Exercise task: Rewrite every line of the records below with "Handwerker" replaced by "Kaufmann" wherever it occurs, leaving everything else unchanged.

———

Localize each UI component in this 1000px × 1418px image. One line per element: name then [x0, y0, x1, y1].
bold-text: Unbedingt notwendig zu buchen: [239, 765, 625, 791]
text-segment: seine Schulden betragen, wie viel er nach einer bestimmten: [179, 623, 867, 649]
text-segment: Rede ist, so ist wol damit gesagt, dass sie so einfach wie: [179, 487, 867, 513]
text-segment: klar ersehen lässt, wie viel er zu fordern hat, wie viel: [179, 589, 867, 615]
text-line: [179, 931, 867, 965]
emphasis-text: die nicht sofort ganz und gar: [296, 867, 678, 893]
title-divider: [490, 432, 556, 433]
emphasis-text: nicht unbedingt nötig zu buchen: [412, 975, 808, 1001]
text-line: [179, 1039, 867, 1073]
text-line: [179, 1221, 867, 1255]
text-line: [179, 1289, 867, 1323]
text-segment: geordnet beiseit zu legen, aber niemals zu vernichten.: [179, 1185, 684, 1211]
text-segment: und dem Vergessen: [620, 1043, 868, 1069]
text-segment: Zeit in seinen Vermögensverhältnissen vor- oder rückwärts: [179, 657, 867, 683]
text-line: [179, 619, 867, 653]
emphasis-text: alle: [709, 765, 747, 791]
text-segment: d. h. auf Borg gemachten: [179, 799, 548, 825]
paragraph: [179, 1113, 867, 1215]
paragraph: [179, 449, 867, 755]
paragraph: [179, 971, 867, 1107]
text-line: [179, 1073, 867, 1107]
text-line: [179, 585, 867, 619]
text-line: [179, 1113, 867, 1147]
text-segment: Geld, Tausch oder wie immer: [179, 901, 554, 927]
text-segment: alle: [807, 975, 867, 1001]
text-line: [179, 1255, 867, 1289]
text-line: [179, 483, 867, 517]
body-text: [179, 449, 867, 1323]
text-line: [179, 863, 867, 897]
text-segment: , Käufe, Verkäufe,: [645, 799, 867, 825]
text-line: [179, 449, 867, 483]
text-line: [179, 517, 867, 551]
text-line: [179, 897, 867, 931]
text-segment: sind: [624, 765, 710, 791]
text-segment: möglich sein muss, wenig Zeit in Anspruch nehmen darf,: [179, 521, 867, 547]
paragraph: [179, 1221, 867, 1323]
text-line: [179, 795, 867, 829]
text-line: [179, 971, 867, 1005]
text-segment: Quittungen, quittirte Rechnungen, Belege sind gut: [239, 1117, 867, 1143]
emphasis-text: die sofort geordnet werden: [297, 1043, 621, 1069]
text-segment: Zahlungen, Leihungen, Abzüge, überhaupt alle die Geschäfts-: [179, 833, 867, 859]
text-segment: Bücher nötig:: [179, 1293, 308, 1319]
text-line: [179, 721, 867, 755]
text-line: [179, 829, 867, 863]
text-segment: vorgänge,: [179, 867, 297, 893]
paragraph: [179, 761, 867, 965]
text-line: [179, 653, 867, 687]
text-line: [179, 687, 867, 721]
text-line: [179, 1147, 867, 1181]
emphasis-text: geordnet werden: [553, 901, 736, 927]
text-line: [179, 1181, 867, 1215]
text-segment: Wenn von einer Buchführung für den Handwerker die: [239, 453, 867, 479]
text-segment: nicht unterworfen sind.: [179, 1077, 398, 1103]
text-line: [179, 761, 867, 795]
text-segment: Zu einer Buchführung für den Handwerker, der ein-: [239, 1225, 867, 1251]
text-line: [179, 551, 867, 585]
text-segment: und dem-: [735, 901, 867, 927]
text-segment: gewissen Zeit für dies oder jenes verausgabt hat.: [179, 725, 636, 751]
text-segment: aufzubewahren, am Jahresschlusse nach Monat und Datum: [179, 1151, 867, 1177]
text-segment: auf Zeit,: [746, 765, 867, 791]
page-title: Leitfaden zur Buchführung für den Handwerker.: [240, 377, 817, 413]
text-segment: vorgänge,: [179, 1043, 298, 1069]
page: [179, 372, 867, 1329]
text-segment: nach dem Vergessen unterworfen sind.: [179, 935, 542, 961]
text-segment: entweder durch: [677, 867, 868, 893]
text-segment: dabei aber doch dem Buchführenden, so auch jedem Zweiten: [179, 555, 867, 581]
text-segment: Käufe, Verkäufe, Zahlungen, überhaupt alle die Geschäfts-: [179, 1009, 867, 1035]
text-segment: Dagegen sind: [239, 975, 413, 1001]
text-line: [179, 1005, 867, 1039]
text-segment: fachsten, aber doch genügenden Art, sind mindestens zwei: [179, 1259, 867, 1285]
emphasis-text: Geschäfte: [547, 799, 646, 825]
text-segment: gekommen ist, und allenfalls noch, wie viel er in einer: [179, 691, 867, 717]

———

Task output:
Localize each UI component in this 1000px × 1418px image. One line per element: name then [x0, y0, x1, y1].
bold-text: Unbedingt notwendig zu buchen: [239, 765, 625, 791]
text-segment: seine Schulden betragen, wie viel er nach einer bestimmten: [179, 623, 867, 649]
text-segment: Rede ist, so ist wol damit gesagt, dass sie so einfach wie: [179, 487, 867, 513]
text-segment: klar ersehen lässt, wie viel er zu fordern hat, wie viel: [179, 589, 867, 615]
text-line: [179, 931, 867, 965]
emphasis-text: die nicht sofort ganz und gar: [296, 867, 678, 893]
title-divider: [490, 432, 556, 433]
emphasis-text: nicht unbedingt nötig zu buchen: [412, 975, 808, 1001]
text-line: [179, 1039, 867, 1073]
text-line: [179, 1221, 867, 1255]
text-line: [179, 1289, 867, 1323]
text-segment: geordnet beiseit zu legen, aber niemals zu vernichten.: [179, 1185, 684, 1211]
text-segment: und dem Vergessen: [620, 1043, 868, 1069]
text-segment: Zeit in seinen Vermögensverhältnissen vor- oder rückwärts: [179, 657, 867, 683]
text-line: [179, 619, 867, 653]
emphasis-text: alle: [709, 765, 747, 791]
text-segment: d. h. auf Borg gemachten: [179, 799, 548, 825]
paragraph: [179, 1113, 867, 1215]
paragraph: [179, 449, 867, 755]
paragraph: [179, 971, 867, 1107]
text-line: [179, 1073, 867, 1107]
text-line: [179, 585, 867, 619]
text-line: [179, 1113, 867, 1147]
text-segment: Geld, Tausch oder wie immer: [179, 901, 554, 927]
text-segment: alle: [807, 975, 867, 1001]
text-line: [179, 1255, 867, 1289]
text-line: [179, 483, 867, 517]
body-text: [179, 449, 867, 1323]
text-line: [179, 863, 867, 897]
text-segment: , Käufe, Verkäufe,: [645, 799, 867, 825]
text-line: [179, 449, 867, 483]
text-line: [179, 517, 867, 551]
text-line: [179, 897, 867, 931]
text-segment: sind: [624, 765, 710, 791]
text-segment: möglich sein muss, wenig Zeit in Anspruch nehmen darf,: [179, 521, 867, 547]
paragraph: [179, 1221, 867, 1323]
text-line: [179, 795, 867, 829]
text-line: [179, 971, 867, 1005]
text-segment: Quittungen, quittirte Rechnungen, Belege sind gut: [239, 1117, 867, 1143]
emphasis-text: die sofort geordnet werden: [297, 1043, 621, 1069]
text-segment: Zahlungen, Leihungen, Abzüge, überhaupt alle die Geschäfts-: [179, 833, 867, 859]
text-segment: Bücher nötig:: [179, 1293, 308, 1319]
text-line: [179, 721, 867, 755]
text-line: [179, 829, 867, 863]
text-segment: vorgänge,: [179, 867, 297, 893]
paragraph: [179, 761, 867, 965]
text-line: [179, 653, 867, 687]
text-line: [179, 687, 867, 721]
text-line: [179, 1147, 867, 1181]
emphasis-text: geordnet werden: [553, 901, 736, 927]
text-line: [179, 1181, 867, 1215]
text-segment: Wenn von einer Buchführung für den Kaufmann die: [239, 453, 867, 479]
text-segment: nicht unterworfen sind.: [179, 1077, 398, 1103]
text-line: [179, 761, 867, 795]
text-segment: Zu einer Buchführung für den Kaufmann, der ein-: [239, 1225, 867, 1251]
text-line: [179, 551, 867, 585]
text-segment: und dem-: [735, 901, 867, 927]
text-segment: gewissen Zeit für dies oder jenes verausgabt hat.: [179, 725, 636, 751]
text-segment: aufzubewahren, am Jahresschlusse nach Monat und Datum: [179, 1151, 867, 1177]
text-segment: auf Zeit,: [746, 765, 867, 791]
page-title: Leitfaden zur Buchführung für den Kaufmann.: [240, 377, 817, 413]
text-segment: vorgänge,: [179, 1043, 298, 1069]
page: [179, 372, 867, 1329]
text-segment: nach dem Vergessen unterworfen sind.: [179, 935, 542, 961]
text-segment: entweder durch: [677, 867, 868, 893]
text-segment: dabei aber doch dem Buchführenden, so auch jedem Zweiten: [179, 555, 867, 581]
text-segment: Käufe, Verkäufe, Zahlungen, überhaupt alle die Geschäfts-: [179, 1009, 867, 1035]
text-segment: Dagegen sind: [239, 975, 413, 1001]
text-line: [179, 1005, 867, 1039]
text-segment: fachsten, aber doch genügenden Art, sind mindestens zwei: [179, 1259, 867, 1285]
emphasis-text: Geschäfte: [547, 799, 646, 825]
text-segment: gekommen ist, und allenfalls noch, wie viel er in einer: [179, 691, 867, 717]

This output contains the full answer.